*WORK TO DO*.
Give the entries again, word for word.

=== LISTED RECORDS ===

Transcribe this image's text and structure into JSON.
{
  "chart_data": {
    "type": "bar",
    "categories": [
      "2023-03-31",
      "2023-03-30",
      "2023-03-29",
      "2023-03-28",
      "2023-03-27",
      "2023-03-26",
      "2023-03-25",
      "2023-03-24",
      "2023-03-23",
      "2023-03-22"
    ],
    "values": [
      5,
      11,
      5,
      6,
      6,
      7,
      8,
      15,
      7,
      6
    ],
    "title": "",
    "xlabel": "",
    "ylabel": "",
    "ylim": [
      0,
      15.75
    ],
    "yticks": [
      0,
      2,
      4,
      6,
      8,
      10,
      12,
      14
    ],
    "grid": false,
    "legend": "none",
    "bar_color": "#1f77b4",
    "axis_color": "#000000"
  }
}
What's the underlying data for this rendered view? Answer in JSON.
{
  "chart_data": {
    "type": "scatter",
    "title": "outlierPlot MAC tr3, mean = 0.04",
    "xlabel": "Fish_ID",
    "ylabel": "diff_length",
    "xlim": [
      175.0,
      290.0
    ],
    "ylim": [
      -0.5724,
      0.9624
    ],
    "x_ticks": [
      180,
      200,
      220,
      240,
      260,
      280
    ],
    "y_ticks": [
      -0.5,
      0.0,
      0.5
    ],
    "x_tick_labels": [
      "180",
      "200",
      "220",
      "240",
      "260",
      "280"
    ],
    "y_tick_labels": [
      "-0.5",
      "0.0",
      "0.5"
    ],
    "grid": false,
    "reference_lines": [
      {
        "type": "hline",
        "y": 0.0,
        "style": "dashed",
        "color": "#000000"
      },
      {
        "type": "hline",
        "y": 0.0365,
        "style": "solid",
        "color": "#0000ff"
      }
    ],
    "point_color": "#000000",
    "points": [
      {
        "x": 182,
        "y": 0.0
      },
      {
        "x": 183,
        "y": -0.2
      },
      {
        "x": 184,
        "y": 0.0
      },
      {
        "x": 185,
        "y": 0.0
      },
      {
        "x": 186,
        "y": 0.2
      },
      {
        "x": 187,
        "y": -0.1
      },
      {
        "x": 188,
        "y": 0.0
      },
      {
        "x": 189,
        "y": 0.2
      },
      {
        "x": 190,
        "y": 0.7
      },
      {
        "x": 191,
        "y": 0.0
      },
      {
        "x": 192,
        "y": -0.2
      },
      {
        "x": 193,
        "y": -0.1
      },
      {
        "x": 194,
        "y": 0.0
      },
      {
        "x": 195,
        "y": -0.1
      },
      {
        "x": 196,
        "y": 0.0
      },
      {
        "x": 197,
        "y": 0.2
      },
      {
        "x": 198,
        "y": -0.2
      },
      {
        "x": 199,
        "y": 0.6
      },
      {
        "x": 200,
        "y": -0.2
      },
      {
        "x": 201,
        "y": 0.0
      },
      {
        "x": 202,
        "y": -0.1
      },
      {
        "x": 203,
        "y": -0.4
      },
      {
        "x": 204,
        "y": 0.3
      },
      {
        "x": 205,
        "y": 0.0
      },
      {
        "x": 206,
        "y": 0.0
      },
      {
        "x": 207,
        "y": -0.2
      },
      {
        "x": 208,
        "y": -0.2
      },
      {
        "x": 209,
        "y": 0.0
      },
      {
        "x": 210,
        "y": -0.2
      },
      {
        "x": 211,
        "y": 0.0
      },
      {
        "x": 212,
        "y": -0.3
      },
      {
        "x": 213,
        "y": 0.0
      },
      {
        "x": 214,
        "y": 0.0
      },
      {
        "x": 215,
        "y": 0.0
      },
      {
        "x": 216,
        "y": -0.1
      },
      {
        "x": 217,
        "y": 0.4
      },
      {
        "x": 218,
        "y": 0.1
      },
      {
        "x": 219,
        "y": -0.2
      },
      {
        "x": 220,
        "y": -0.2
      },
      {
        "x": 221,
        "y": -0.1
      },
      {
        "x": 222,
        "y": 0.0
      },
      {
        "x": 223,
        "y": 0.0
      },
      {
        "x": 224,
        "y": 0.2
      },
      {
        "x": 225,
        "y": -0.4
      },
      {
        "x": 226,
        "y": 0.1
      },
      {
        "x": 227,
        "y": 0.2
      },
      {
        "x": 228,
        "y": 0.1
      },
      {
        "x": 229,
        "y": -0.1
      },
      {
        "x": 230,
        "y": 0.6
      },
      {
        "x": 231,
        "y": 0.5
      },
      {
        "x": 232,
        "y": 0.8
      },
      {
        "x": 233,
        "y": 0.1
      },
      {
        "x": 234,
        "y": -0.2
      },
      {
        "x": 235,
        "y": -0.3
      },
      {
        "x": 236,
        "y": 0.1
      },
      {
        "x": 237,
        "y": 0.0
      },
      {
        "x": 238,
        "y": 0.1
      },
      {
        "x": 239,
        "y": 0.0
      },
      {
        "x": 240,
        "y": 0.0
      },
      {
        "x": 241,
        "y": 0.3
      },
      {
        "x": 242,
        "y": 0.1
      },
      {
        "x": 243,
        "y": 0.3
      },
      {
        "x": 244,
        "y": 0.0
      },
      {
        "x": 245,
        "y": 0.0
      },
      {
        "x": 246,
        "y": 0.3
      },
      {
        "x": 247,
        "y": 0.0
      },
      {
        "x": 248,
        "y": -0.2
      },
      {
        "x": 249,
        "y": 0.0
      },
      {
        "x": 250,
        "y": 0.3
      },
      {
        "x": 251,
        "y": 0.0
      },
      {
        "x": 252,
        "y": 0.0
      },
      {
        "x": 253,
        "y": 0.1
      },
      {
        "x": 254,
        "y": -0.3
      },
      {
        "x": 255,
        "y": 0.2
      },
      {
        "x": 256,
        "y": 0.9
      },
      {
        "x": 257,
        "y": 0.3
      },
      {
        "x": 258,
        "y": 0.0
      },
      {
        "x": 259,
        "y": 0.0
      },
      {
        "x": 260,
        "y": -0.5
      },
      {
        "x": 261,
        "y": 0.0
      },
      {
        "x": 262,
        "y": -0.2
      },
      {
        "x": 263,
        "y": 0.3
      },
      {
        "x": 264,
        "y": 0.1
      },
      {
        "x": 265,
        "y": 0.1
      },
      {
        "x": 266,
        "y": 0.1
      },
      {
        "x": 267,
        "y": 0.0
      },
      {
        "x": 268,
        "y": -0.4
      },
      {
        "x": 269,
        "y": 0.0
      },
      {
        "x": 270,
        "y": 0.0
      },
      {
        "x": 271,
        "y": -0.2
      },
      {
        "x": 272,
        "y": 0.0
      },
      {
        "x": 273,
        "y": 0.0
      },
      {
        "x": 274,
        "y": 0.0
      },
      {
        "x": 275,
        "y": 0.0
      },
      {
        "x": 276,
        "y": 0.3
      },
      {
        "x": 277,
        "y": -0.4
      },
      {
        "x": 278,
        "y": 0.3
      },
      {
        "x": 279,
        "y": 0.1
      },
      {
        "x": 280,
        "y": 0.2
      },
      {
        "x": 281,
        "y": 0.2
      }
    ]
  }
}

===

*THE COMPLETED TASK*.
Transcribe this image's text and structure into JSON.
{
  "chart_data": {
    "type": "bar",
    "categories": [
      "2023-03-31",
      "2023-03-30",
      "2023-03-29",
      "2023-03-28",
      "2023-03-27",
      "2023-03-26",
      "2023-03-25",
      "2023-03-24",
      "2023-03-23",
      "2023-03-22"
    ],
    "values": [
      5,
      11,
      5,
      6,
      6,
      7,
      8,
      15,
      7,
      6
    ],
    "title": "",
    "xlabel": "",
    "ylabel": "",
    "ylim": [
      0,
      15.75
    ],
    "yticks": [
      0,
      2,
      4,
      6,
      8,
      10,
      12,
      14
    ],
    "grid": false,
    "legend": "none",
    "bar_color": "#1f77b4",
    "axis_color": "#000000"
  }
}
What's the underlying data for this rendered view? Answer in JSON.
{
  "chart_data": {
    "type": "scatter",
    "title": "outlierPlot MAC tr3, mean = 0.04",
    "xlabel": "Fish_ID",
    "ylabel": "diff_length",
    "xlim": [
      175.0,
      290.0
    ],
    "ylim": [
      -0.5724,
      0.9624
    ],
    "x_ticks": [
      180,
      200,
      220,
      240,
      260,
      280
    ],
    "y_ticks": [
      -0.5,
      0.0,
      0.5
    ],
    "x_tick_labels": [
      "180",
      "200",
      "220",
      "240",
      "260",
      "280"
    ],
    "y_tick_labels": [
      "-0.5",
      "0.0",
      "0.5"
    ],
    "grid": false,
    "reference_lines": [
      {
        "type": "hline",
        "y": 0.0,
        "style": "dashed",
        "color": "#000000"
      },
      {
        "type": "hline",
        "y": 0.0365,
        "style": "solid",
        "color": "#0000ff"
      }
    ],
    "point_color": "#000000",
    "points": [
      {
        "x": 182,
        "y": 0.0
      },
      {
        "x": 183,
        "y": -0.2
      },
      {
        "x": 184,
        "y": 0.0
      },
      {
        "x": 185,
        "y": 0.0
      },
      {
        "x": 186,
        "y": 0.2
      },
      {
        "x": 187,
        "y": -0.1
      },
      {
        "x": 188,
        "y": 0.0
      },
      {
        "x": 189,
        "y": 0.2
      },
      {
        "x": 190,
        "y": 0.7
      },
      {
        "x": 191,
        "y": 0.0
      },
      {
        "x": 192,
        "y": -0.2
      },
      {
        "x": 193,
        "y": -0.1
      },
      {
        "x": 194,
        "y": 0.0
      },
      {
        "x": 195,
        "y": -0.1
      },
      {
        "x": 196,
        "y": 0.0
      },
      {
        "x": 197,
        "y": 0.2
      },
      {
        "x": 198,
        "y": -0.2
      },
      {
        "x": 199,
        "y": 0.6
      },
      {
        "x": 200,
        "y": -0.2
      },
      {
        "x": 201,
        "y": 0.0
      },
      {
        "x": 202,
        "y": -0.1
      },
      {
        "x": 203,
        "y": -0.4
      },
      {
        "x": 204,
        "y": 0.3
      },
      {
        "x": 205,
        "y": 0.0
      },
      {
        "x": 206,
        "y": 0.0
      },
      {
        "x": 207,
        "y": -0.2
      },
      {
        "x": 208,
        "y": -0.2
      },
      {
        "x": 209,
        "y": 0.0
      },
      {
        "x": 210,
        "y": -0.2
      },
      {
        "x": 211,
        "y": 0.0
      },
      {
        "x": 212,
        "y": -0.3
      },
      {
        "x": 213,
        "y": 0.0
      },
      {
        "x": 214,
        "y": 0.0
      },
      {
        "x": 215,
        "y": 0.0
      },
      {
        "x": 216,
        "y": -0.1
      },
      {
        "x": 217,
        "y": 0.4
      },
      {
        "x": 218,
        "y": 0.1
      },
      {
        "x": 219,
        "y": -0.2
      },
      {
        "x": 220,
        "y": -0.2
      },
      {
        "x": 221,
        "y": -0.1
      },
      {
        "x": 222,
        "y": 0.0
      },
      {
        "x": 223,
        "y": 0.0
      },
      {
        "x": 224,
        "y": 0.2
      },
      {
        "x": 225,
        "y": -0.4
      },
      {
        "x": 226,
        "y": 0.1
      },
      {
        "x": 227,
        "y": 0.2
      },
      {
        "x": 228,
        "y": 0.1
      },
      {
        "x": 229,
        "y": -0.1
      },
      {
        "x": 230,
        "y": 0.6
      },
      {
        "x": 231,
        "y": 0.5
      },
      {
        "x": 232,
        "y": 0.8
      },
      {
        "x": 233,
        "y": 0.1
      },
      {
        "x": 234,
        "y": -0.2
      },
      {
        "x": 235,
        "y": -0.3
      },
      {
        "x": 236,
        "y": 0.1
      },
      {
        "x": 237,
        "y": 0.0
      },
      {
        "x": 238,
        "y": 0.1
      },
      {
        "x": 239,
        "y": 0.0
      },
      {
        "x": 240,
        "y": 0.0
      },
      {
        "x": 241,
        "y": 0.3
      },
      {
        "x": 242,
        "y": 0.1
      },
      {
        "x": 243,
        "y": 0.3
      },
      {
        "x": 244,
        "y": 0.0
      },
      {
        "x": 245,
        "y": 0.0
      },
      {
        "x": 246,
        "y": 0.3
      },
      {
        "x": 247,
        "y": 0.0
      },
      {
        "x": 248,
        "y": -0.2
      },
      {
        "x": 249,
        "y": 0.0
      },
      {
        "x": 250,
        "y": 0.3
      },
      {
        "x": 251,
        "y": 0.0
      },
      {
        "x": 252,
        "y": 0.0
      },
      {
        "x": 253,
        "y": 0.1
      },
      {
        "x": 254,
        "y": -0.3
      },
      {
        "x": 255,
        "y": 0.2
      },
      {
        "x": 256,
        "y": 0.9
      },
      {
        "x": 257,
        "y": 0.3
      },
      {
        "x": 258,
        "y": 0.0
      },
      {
        "x": 259,
        "y": 0.0
      },
      {
        "x": 260,
        "y": -0.5
      },
      {
        "x": 261,
        "y": 0.0
      },
      {
        "x": 262,
        "y": -0.2
      },
      {
        "x": 263,
        "y": 0.3
      },
      {
        "x": 264,
        "y": 0.1
      },
      {
        "x": 265,
        "y": 0.1
      },
      {
        "x": 266,
        "y": 0.1
      },
      {
        "x": 267,
        "y": 0.0
      },
      {
        "x": 268,
        "y": -0.4
      },
      {
        "x": 269,
        "y": 0.0
      },
      {
        "x": 270,
        "y": 0.0
      },
      {
        "x": 271,
        "y": -0.2
      },
      {
        "x": 272,
        "y": 0.0
      },
      {
        "x": 273,
        "y": 0.0
      },
      {
        "x": 274,
        "y": 0.0
      },
      {
        "x": 275,
        "y": 0.0
      },
      {
        "x": 276,
        "y": 0.3
      },
      {
        "x": 277,
        "y": -0.4
      },
      {
        "x": 278,
        "y": 0.3
      },
      {
        "x": 279,
        "y": 0.1
      },
      {
        "x": 280,
        "y": 0.2
      },
      {
        "x": 281,
        "y": 0.2
      }
    ]
  }
}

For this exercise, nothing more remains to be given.